Pop / Rock

At Pavillon


Live: At Pavillon
Die vier in Wien ansässigen Musikfreaks sind seit ihren letzten auf FM4 rotierenden Singles “Lions” und “Face It” deutlich gereift und haben jenseits rockiger Klänge zwischen Discolichtern ihre Linie gefunden. Inspiriert von Filmklassikern der 70er und 80er hat die neue Scheibe “Disco Demolition Night” das Potential, Disco in Österreich per Herzmassage wiederzubeleben.

Doch es ist nicht alles nur Spaß. Die gesellschaftskritischen Texte von Mwita Mataro sollen zum Nachdenken anregen. Zeilen wie “Let´s pray that everyone can do whatever they want to do” feiern
die individuelle Freiheit und promoten nicht nur Toleranz, sondern ein Miteinander, im Zuge dessen
jeder akzeptiert wird, egal wie man aussieht oder wie man zu den schnellen Rhythmen von “Disco
Demolition Night” tanzt.

Die Kombination aus Disco und Statement ist At Pavillon nicht zufällig passiert.
Vielmehr orientierten sie sich an den Anfängen dieser musikalischen Strömung, als in den USA
hauptsächlich Minderheiten wie Afroamerikaner und Latinos und auch Vertreter der LGBT Community dem Disco Hype der 70er folgten und von den Rockfans nicht gerade mit offenen Armen empfangen wurde.

◇ ◇ ◇ ◇ ◇ ◇ ◇

VERSTÄNDNIS PRÜFEN>
(1) Nenne alle Titel von Singles oder Platten, die der Text über At Pavillon erwähnt.
(2) Ändere im Text über At Pavillon die Stelle von „Live: At Pavillon“ bis „nicht zufällig passiert.“, indem du „Miteinander“ durch „Zusammenleben“ ersetzt.
Die anschließenden Einträge sind eigenständiges Material und gehören nicht zum Text.

◇ ◇ ◇ ◇ ◇ ◇ ◇

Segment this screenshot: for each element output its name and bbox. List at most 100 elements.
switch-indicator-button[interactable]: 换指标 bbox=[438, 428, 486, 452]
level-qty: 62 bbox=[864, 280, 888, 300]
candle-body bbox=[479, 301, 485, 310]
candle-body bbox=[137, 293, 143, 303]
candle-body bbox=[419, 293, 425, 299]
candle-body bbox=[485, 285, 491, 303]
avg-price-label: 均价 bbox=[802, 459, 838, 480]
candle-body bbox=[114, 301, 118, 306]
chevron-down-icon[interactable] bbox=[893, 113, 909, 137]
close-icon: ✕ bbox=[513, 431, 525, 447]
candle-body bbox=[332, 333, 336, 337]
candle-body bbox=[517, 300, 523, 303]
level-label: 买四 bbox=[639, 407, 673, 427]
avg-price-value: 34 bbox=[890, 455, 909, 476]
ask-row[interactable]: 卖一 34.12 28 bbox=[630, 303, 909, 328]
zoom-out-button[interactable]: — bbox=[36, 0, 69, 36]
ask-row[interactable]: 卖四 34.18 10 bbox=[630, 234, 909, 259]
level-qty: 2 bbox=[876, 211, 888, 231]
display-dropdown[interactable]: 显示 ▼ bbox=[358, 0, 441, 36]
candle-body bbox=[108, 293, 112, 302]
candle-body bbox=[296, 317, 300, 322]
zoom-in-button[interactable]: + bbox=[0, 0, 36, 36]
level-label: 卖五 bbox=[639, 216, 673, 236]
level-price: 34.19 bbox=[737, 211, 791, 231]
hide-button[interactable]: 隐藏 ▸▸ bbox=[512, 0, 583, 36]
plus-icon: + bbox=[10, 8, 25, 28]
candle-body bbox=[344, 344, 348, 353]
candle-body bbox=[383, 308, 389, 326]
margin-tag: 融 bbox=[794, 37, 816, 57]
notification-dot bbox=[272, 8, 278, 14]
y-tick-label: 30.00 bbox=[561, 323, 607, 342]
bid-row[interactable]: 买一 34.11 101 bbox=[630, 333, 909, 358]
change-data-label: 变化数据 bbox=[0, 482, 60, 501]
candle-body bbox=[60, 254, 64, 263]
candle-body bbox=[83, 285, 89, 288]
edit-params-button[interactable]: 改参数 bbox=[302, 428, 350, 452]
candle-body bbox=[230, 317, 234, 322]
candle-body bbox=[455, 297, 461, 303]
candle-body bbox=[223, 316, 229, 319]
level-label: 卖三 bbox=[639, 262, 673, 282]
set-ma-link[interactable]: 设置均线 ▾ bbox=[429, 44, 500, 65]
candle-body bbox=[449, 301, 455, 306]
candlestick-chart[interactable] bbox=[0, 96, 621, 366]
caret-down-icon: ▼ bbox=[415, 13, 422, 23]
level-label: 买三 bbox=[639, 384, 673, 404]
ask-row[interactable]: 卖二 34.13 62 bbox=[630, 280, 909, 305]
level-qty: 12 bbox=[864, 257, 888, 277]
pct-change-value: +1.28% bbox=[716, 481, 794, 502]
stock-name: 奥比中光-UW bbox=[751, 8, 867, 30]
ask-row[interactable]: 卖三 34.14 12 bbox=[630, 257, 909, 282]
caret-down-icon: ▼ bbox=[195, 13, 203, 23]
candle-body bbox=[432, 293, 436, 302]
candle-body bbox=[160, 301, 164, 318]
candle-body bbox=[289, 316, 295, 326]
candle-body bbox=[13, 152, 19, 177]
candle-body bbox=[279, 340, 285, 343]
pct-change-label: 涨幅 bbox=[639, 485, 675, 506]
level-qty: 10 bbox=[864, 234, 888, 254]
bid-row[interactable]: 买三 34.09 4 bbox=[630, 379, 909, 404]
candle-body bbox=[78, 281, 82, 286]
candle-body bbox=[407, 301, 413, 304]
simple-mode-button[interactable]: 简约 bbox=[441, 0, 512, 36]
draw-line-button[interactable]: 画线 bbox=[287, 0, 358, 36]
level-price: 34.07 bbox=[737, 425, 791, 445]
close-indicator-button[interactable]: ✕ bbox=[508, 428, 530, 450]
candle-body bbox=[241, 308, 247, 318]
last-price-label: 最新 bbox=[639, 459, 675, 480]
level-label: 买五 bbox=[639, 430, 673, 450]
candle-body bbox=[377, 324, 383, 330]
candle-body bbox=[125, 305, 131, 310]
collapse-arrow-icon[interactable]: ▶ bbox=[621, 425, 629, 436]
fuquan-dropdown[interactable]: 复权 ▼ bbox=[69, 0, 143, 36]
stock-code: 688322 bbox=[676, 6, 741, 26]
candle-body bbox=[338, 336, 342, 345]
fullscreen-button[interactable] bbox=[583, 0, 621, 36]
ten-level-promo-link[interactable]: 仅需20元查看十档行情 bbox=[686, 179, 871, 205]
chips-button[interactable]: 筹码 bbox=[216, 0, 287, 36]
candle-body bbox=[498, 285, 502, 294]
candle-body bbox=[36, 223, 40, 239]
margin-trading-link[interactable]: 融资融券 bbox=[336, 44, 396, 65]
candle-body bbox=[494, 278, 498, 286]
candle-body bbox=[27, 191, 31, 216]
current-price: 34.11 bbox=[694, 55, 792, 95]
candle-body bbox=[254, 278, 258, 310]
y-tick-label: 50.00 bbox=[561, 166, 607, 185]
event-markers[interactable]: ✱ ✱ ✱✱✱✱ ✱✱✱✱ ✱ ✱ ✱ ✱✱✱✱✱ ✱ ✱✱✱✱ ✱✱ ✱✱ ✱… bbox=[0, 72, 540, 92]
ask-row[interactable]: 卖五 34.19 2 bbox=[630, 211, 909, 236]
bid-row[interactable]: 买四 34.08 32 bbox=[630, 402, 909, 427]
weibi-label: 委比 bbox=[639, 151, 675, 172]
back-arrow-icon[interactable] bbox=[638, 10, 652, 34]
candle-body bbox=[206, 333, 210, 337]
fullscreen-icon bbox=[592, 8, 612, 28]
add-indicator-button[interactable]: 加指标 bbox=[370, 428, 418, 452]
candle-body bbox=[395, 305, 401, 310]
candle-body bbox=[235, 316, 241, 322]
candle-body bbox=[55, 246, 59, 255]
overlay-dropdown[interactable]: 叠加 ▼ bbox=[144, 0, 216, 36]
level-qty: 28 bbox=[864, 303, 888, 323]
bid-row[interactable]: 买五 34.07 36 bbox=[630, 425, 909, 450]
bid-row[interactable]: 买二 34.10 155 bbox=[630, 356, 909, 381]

◇ ◇ ◇ ◇ ◇ ◇ ◇

LÖSUNGEN NACH NUMMER>
(1) Lions; Face It; Disco Demolition Night

(2)
Live: At Pavillon
Die vier in Wien ansässigen Musikfreaks sind seit ihren letzten auf FM4 rotierenden Singles “Lions” und “Face It” deutlich gereift und haben jenseits rockiger Klänge zwischen Discolichtern ihre Linie gefunden. Inspiriert von Filmklassikern der 70er und 80er hat die neue Scheibe “Disco Demolition Night” das Potential, Disco in Österreich per Herzmassage wiederzubeleben.

Doch es ist nicht alles nur Spaß. Die gesellschaftskritischen Texte von Mwita Mataro sollen zum Nachdenken anregen. Zeilen wie “Let´s pray that everyone can do whatever they want to do” feiern
die individuelle Freiheit und promoten nicht nur Toleranz, sondern ein Zusammenleben, im Zuge dessen
jeder akzeptiert wird, egal wie man aussieht oder wie man zu den schnellen Rhythmen von “Disco
Demolition Night” tanzt.

Die Kombination aus Disco und Statement ist At Pavillon nicht zufällig passiert.